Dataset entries
BEGIN

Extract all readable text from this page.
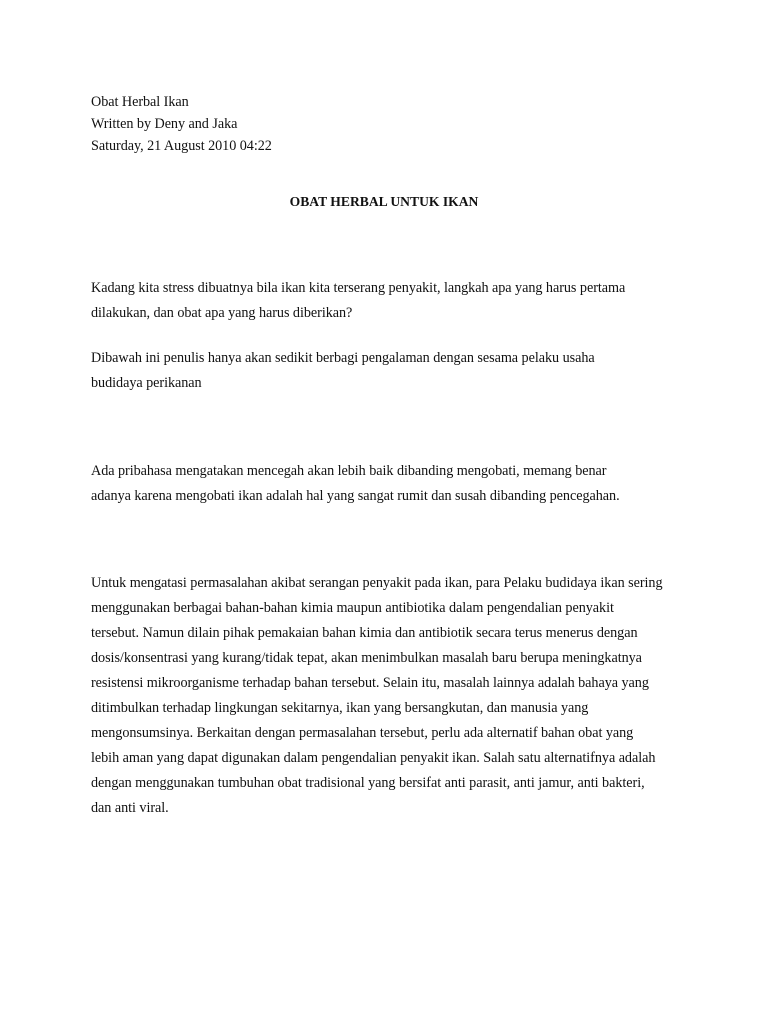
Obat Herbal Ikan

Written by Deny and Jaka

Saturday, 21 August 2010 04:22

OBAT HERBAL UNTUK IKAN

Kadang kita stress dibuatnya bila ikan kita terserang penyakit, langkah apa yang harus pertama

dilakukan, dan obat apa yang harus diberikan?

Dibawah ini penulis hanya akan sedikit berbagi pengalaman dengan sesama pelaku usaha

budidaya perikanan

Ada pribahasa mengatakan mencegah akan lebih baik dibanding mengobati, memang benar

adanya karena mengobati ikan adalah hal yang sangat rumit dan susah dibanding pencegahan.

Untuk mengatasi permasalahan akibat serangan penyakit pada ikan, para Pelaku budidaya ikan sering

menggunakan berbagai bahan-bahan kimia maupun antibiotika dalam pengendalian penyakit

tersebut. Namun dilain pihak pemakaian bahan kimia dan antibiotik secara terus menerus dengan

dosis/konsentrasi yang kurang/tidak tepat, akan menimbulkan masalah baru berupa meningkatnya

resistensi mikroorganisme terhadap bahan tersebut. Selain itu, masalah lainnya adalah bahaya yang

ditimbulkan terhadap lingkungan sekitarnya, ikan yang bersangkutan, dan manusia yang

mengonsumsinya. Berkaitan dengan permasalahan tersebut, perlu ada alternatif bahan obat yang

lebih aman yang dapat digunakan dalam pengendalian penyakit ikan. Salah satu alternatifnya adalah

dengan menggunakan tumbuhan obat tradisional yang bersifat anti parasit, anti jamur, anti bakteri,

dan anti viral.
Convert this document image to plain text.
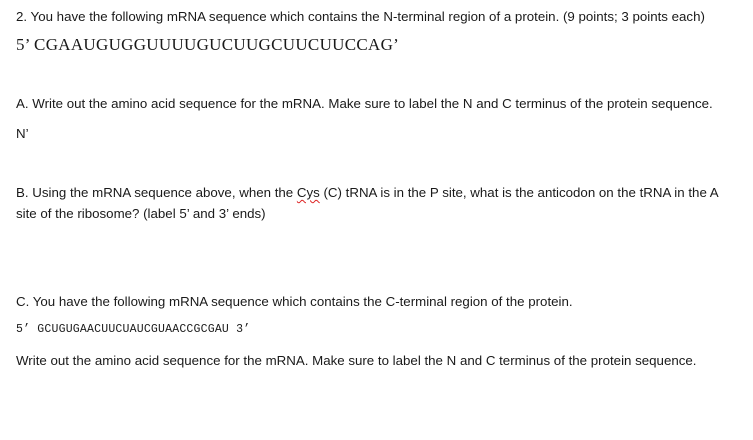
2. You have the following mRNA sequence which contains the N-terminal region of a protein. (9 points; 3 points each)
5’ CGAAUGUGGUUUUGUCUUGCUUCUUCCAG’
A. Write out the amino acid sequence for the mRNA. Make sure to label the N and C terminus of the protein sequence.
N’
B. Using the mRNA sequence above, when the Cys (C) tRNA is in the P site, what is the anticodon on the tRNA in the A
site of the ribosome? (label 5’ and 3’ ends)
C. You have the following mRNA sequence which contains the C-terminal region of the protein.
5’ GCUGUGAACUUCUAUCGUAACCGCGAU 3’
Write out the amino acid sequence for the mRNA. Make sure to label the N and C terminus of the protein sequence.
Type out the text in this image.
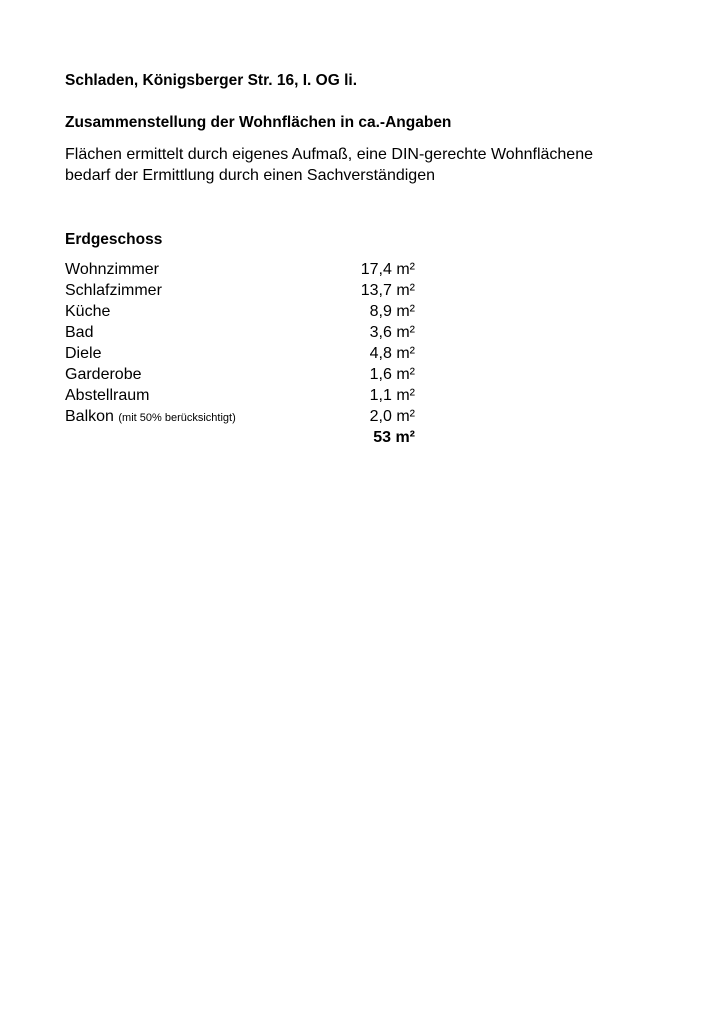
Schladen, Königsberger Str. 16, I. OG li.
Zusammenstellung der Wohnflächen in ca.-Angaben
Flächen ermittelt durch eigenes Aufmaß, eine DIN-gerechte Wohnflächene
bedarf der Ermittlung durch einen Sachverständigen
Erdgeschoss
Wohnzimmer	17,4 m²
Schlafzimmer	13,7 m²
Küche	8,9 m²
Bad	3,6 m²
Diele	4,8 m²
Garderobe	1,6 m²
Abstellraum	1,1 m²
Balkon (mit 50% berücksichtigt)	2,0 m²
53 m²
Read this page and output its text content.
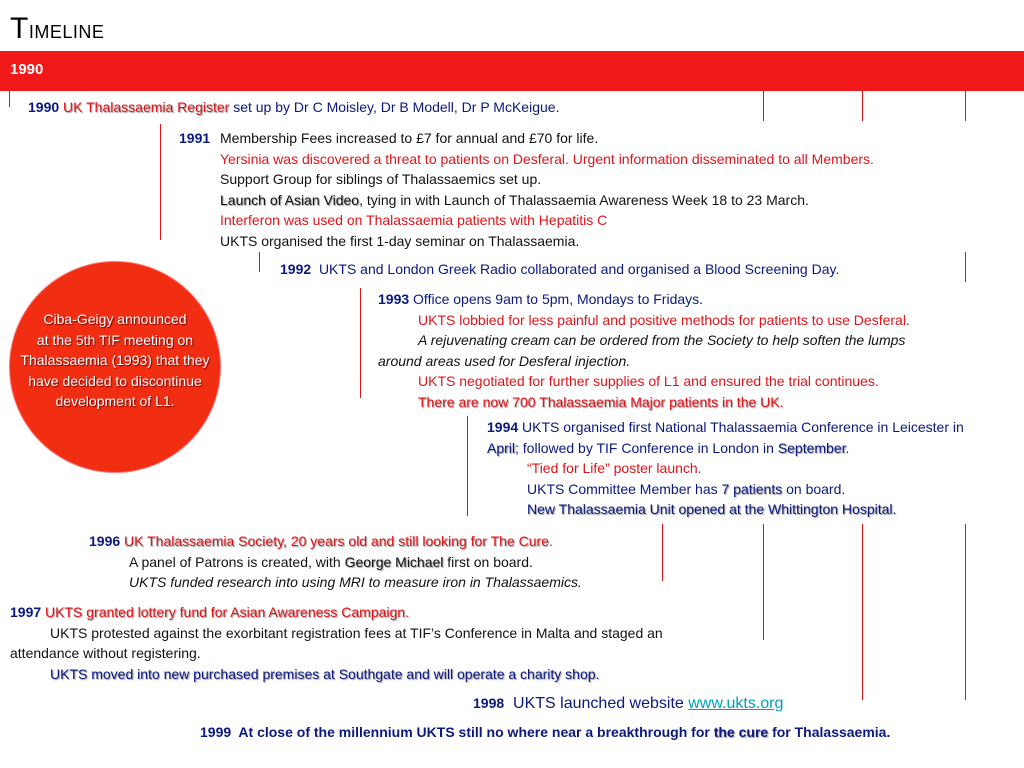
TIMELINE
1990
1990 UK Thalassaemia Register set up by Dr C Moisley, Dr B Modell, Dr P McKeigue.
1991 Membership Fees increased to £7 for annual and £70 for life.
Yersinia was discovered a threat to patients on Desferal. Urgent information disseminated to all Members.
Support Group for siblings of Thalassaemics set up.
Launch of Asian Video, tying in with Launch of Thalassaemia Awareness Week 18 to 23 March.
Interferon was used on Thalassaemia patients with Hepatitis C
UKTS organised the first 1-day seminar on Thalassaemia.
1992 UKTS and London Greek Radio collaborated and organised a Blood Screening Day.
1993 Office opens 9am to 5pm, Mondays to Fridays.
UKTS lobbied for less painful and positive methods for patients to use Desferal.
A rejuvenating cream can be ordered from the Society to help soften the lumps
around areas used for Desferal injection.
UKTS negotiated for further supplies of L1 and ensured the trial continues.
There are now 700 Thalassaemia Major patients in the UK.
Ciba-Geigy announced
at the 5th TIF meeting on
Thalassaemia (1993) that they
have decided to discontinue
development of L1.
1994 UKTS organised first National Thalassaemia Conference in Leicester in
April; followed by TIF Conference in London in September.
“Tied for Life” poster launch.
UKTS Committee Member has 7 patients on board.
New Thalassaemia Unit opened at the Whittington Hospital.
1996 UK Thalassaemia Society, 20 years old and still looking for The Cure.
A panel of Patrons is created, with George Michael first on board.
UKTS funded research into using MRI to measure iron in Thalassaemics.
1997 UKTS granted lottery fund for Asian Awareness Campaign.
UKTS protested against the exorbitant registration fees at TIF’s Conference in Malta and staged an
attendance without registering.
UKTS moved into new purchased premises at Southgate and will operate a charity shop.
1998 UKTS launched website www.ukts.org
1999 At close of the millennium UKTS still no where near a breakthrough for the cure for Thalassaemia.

END

Work instruction
Omit the pictures, then give all the lines above again exactly.

Output for this exercise
Extract all readable text from this page.
Obat Herbal Ikan

Written by Deny and Jaka

Saturday, 21 August 2010 04:22

OBAT HERBAL UNTUK IKAN

Kadang kita stress dibuatnya bila ikan kita terserang penyakit, langkah apa yang harus pertama

dilakukan, dan obat apa yang harus diberikan?

Dibawah ini penulis hanya akan sedikit berbagi pengalaman dengan sesama pelaku usaha

budidaya perikanan

Ada pribahasa mengatakan mencegah akan lebih baik dibanding mengobati, memang benar

adanya karena mengobati ikan adalah hal yang sangat rumit dan susah dibanding pencegahan.

Untuk mengatasi permasalahan akibat serangan penyakit pada ikan, para Pelaku budidaya ikan sering

menggunakan berbagai bahan-bahan kimia maupun antibiotika dalam pengendalian penyakit

tersebut. Namun dilain pihak pemakaian bahan kimia dan antibiotik secara terus menerus dengan

dosis/konsentrasi yang kurang/tidak tepat, akan menimbulkan masalah baru berupa meningkatnya

resistensi mikroorganisme terhadap bahan tersebut. Selain itu, masalah lainnya adalah bahaya yang

ditimbulkan terhadap lingkungan sekitarnya, ikan yang bersangkutan, dan manusia yang

mengonsumsinya. Berkaitan dengan permasalahan tersebut, perlu ada alternatif bahan obat yang

lebih aman yang dapat digunakan dalam pengendalian penyakit ikan. Salah satu alternatifnya adalah

dengan menggunakan tumbuhan obat tradisional yang bersifat anti parasit, anti jamur, anti bakteri,

dan anti viral.
Convert this document image to plain text.
2. You have the following mRNA sequence which contains the N-terminal region of a protein. (9 points; 3 points each)
5’ CGAAUGUGGUUUUGUCUUGCUUCUUCCAG’
A. Write out the amino acid sequence for the mRNA. Make sure to label the N and C terminus of the protein sequence.
N’
B. Using the mRNA sequence above, when the Cys (C) tRNA is in the P site, what is the anticodon on the tRNA in the A
site of the ribosome? (label 5’ and 3’ ends)
C. You have the following mRNA sequence which contains the C-terminal region of the protein.
5’ GCUGUGAACUUCUAUCGUAACCGCGAU 3’
Write out the amino acid sequence for the mRNA. Make sure to label the N and C terminus of the protein sequence.
Type out the text in this image.
Schladen, Königsberger Str. 16, I. OG li.
Zusammenstellung der Wohnflächen in ca.-Angaben
Flächen ermittelt durch eigenes Aufmaß, eine DIN-gerechte Wohnflächene
bedarf der Ermittlung durch einen Sachverständigen
Erdgeschoss
Wohnzimmer	17,4 m²
Schlafzimmer	13,7 m²
Küche	8,9 m²
Bad	3,6 m²
Diele	4,8 m²
Garderobe	1,6 m²
Abstellraum	1,1 m²
Balkon (mit 50% berücksichtigt)	2,0 m²
53 m²
Read this page and output its text content.
TIMELINE
1990
1990 UK Thalassaemia Register set up by Dr C Moisley, Dr B Modell, Dr P McKeigue.
1991 Membership Fees increased to £7 for annual and £70 for life.
Yersinia was discovered a threat to patients on Desferal. Urgent information disseminated to all Members.
Support Group for siblings of Thalassaemics set up.
Launch of Asian Video, tying in with Launch of Thalassaemia Awareness Week 18 to 23 March.
Interferon was used on Thalassaemia patients with Hepatitis C
UKTS organised the first 1-day seminar on Thalassaemia.
1992 UKTS and London Greek Radio collaborated and organised a Blood Screening Day.
1993 Office opens 9am to 5pm, Mondays to Fridays.
UKTS lobbied for less painful and positive methods for patients to use Desferal.
A rejuvenating cream can be ordered from the Society to help soften the lumps
around areas used for Desferal injection.
UKTS negotiated for further supplies of L1 and ensured the trial continues.
There are now 700 Thalassaemia Major patients in the UK.
Ciba-Geigy announced
at the 5th TIF meeting on
Thalassaemia (1993) that they
have decided to discontinue
development of L1.
1994 UKTS organised first National Thalassaemia Conference in Leicester in
April; followed by TIF Conference in London in September.
“Tied for Life” poster launch.
UKTS Committee Member has 7 patients on board.
New Thalassaemia Unit opened at the Whittington Hospital.
1996 UK Thalassaemia Society, 20 years old and still looking for The Cure.
A panel of Patrons is created, with George Michael first on board.
UKTS funded research into using MRI to measure iron in Thalassaemics.
1997 UKTS granted lottery fund for Asian Awareness Campaign.
UKTS protested against the exorbitant registration fees at TIF’s Conference in Malta and staged an
attendance without registering.
UKTS moved into new purchased premises at Southgate and will operate a charity shop.
1998 UKTS launched website www.ukts.org
1999 At close of the millennium UKTS still no where near a breakthrough for the cure for Thalassaemia.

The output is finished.